Short task:
Everything from the line holding "Type out the text in this image." to the end of the listing below should be copied exactly, line for line, minus the pictures.

[Extracted data entries]
::::::::
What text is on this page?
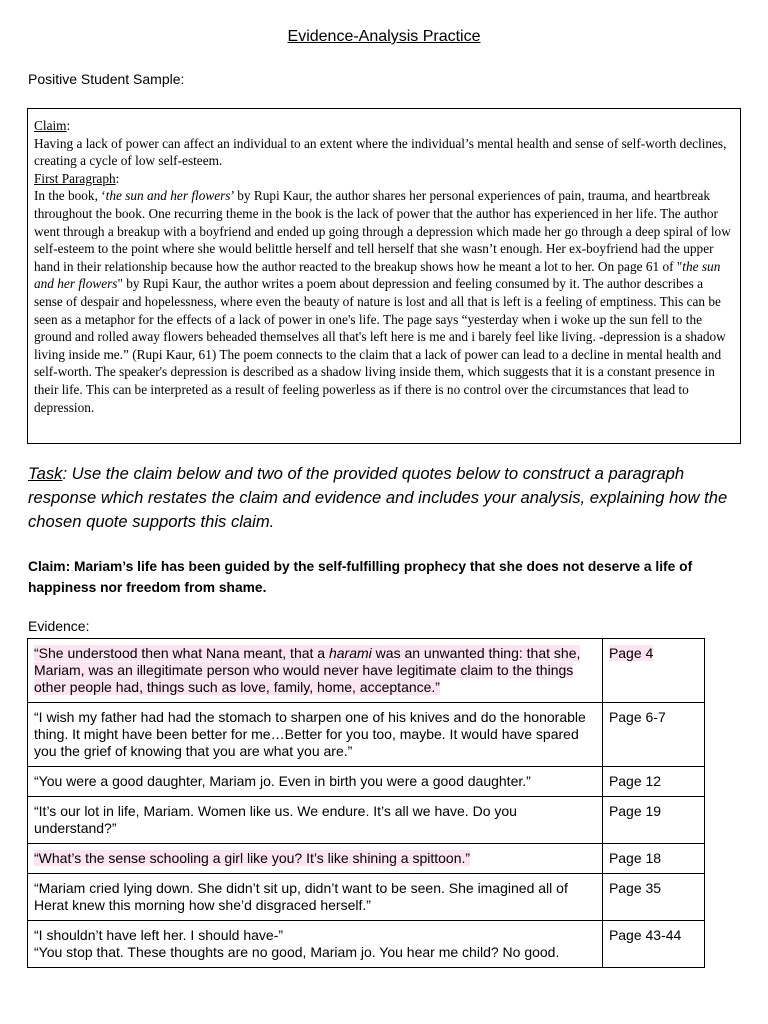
Evidence-Analysis Practice
Positive Student Sample:

Claim:

Having a lack of power can affect an individual to an extent where the individual’s mental health and sense of self-worth declines, creating a cycle of low self-esteem.

First Paragraph:

In the book, ‘the sun and her flowers’ by Rupi Kaur, the author shares her personal experiences of pain, trauma, and heartbreak throughout the book. One recurring theme in the book is the lack of power that the author has experienced in her life. The author went through a breakup with a boyfriend and ended up going through a depression which made her go through a deep spiral of low self-esteem to the point where she would belittle herself and tell herself that she wasn’t enough. Her ex-boyfriend had the upper hand in their relationship because how the author reacted to the breakup shows how he meant a lot to her. On page 61 of "the sun and her flowers" by Rupi Kaur, the author writes a poem about depression and feeling consumed by it. The author describes a sense of despair and hopelessness, where even the beauty of nature is lost and all that is left is a feeling of emptiness. This can be seen as a metaphor for the effects of a lack of power in one's life. The page says “yesterday when i woke up the sun fell to the ground and rolled away flowers beheaded themselves all that's left here is me and i barely feel like living. -depression is a shadow living inside me.” (Rupi Kaur, 61) The poem connects to the claim that a lack of power can lead to a decline in mental health and self-worth. The speaker's depression is described as a shadow living inside them, which suggests that it is a constant presence in their life. This can be interpreted as a result of feeling powerless as if there is no control over the circumstances that lead to depression.

Task: Use the claim below and two of the provided quotes below to construct a paragraph response which restates the claim and evidence and includes your analysis, explaining how the chosen quote supports this claim.
Claim: Mariam’s life has been guided by the self-fulfilling prophecy that she does not deserve a life of happiness nor freedom from shame.
Evidence:
“She understood then what Nana meant, that a harami was an unwanted thing: that she, Mariam, was an illegitimate person who would never have legitimate claim to the things other people had, things such as love, family, home, acceptance.”	Page 4
“I wish my father had had the stomach to sharpen one of his knives and do the honorable thing. It might have been better for me…Better for you too, maybe. It would have spared you the grief of knowing that you are what you are.”	Page 6-7
“You were a good daughter, Mariam jo. Even in birth you were a good daughter.”	Page 12
“It’s our lot in life, Mariam. Women like us. We endure. It’s all we have. Do you understand?”	Page 19
“What’s the sense schooling a girl like you? It’s like shining a spittoon.”	Page 18
“Mariam cried lying down. She didn’t sit up, didn’t want to be seen. She imagined all of Herat knew this morning how she’d disgraced herself.”	Page 35

“I shouldn’t have left her. I should have-”
“You stop that. These thoughts are no good, Mariam jo. You hear me child? No good.	Page 43-44
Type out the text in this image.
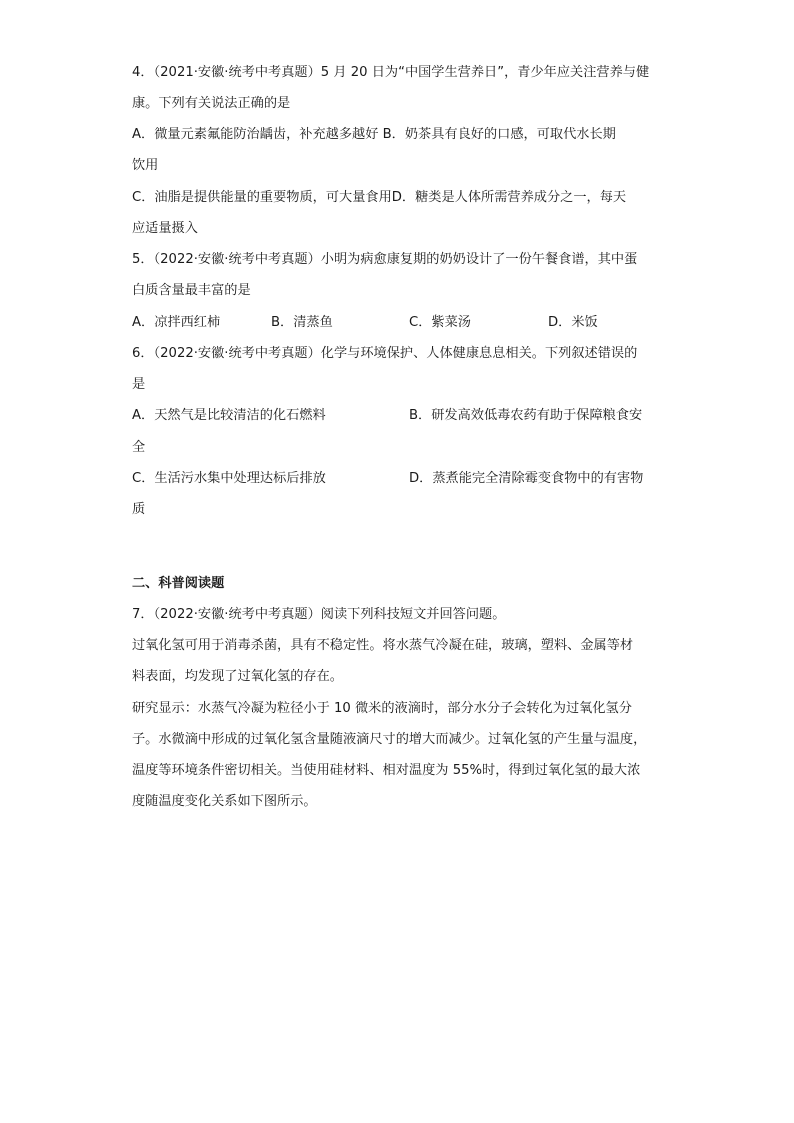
4．（2021·安徽·统考中考真题）5 月 20 日为“中国学生营养日”，青少年应关注营养与健
康。下列有关说法正确的是
A．微量元素氟能防治龋齿，补充越多越好 B．奶茶具有良好的口感，可取代水长期
饮用
C．油脂是提供能量的重要物质，可大量食用D．糖类是人体所需营养成分之一，每天
应适量摄入
5．（2022·安徽·统考中考真题）小明为病愈康复期的奶奶设计了一份午餐食谱，其中蛋
白质含量最丰富的是
A．凉拌西红柿	B．清蒸鱼	C．紫菜汤	D．米饭
6．（2022·安徽·统考中考真题）化学与环境保护、人体健康息息相关。下列叙述错误的
是
A．天然气是比较清洁的化石燃料	B．研发高效低毒农药有助于保障粮食安
全
C．生活污水集中处理达标后排放	D．蒸煮能完全清除霉变食物中的有害物
质
二、科普阅读题
7．（2022·安徽·统考中考真题）阅读下列科技短文并回答问题。
过氧化氢可用于消毒杀菌，具有不稳定性。将水蒸气冷凝在硅，玻璃，塑料、金属等材
料表面，均发现了过氧化氢的存在。
研究显示：水蒸气冷凝为粒径小于 10 微米的液滴时，部分水分子会转化为过氧化氢分
子。水微滴中形成的过氧化氢含量随液滴尺寸的增大而减少。过氧化氢的产生量与温度，
温度等环境条件密切相关。当使用硅材料、相对温度为 55%时，得到过氧化氢的最大浓
度随温度变化关系如下图所示。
::::::::
Output:
Type out the text in this image.
4．（2021·安徽·统考中考真题）5 月 20 日为“中国学生营养日”，青少年应关注营养与健
康。下列有关说法正确的是
A．微量元素氟能防治龋齿，补充越多越好 B．奶茶具有良好的口感，可取代水长期
饮用
C．油脂是提供能量的重要物质，可大量食用D．糖类是人体所需营养成分之一，每天
应适量摄入
5．（2022·安徽·统考中考真题）小明为病愈康复期的奶奶设计了一份午餐食谱，其中蛋
白质含量最丰富的是
A．凉拌西红柿	B．清蒸鱼	C．紫菜汤	D．米饭
6．（2022·安徽·统考中考真题）化学与环境保护、人体健康息息相关。下列叙述错误的
是
A．天然气是比较清洁的化石燃料	B．研发高效低毒农药有助于保障粮食安
全
C．生活污水集中处理达标后排放	D．蒸煮能完全清除霉变食物中的有害物
质
二、科普阅读题
7．（2022·安徽·统考中考真题）阅读下列科技短文并回答问题。
过氧化氢可用于消毒杀菌，具有不稳定性。将水蒸气冷凝在硅，玻璃，塑料、金属等材
料表面，均发现了过氧化氢的存在。
研究显示：水蒸气冷凝为粒径小于 10 微米的液滴时，部分水分子会转化为过氧化氢分
子。水微滴中形成的过氧化氢含量随液滴尺寸的增大而减少。过氧化氢的产生量与温度，
温度等环境条件密切相关。当使用硅材料、相对温度为 55%时，得到过氧化氢的最大浓
度随温度变化关系如下图所示。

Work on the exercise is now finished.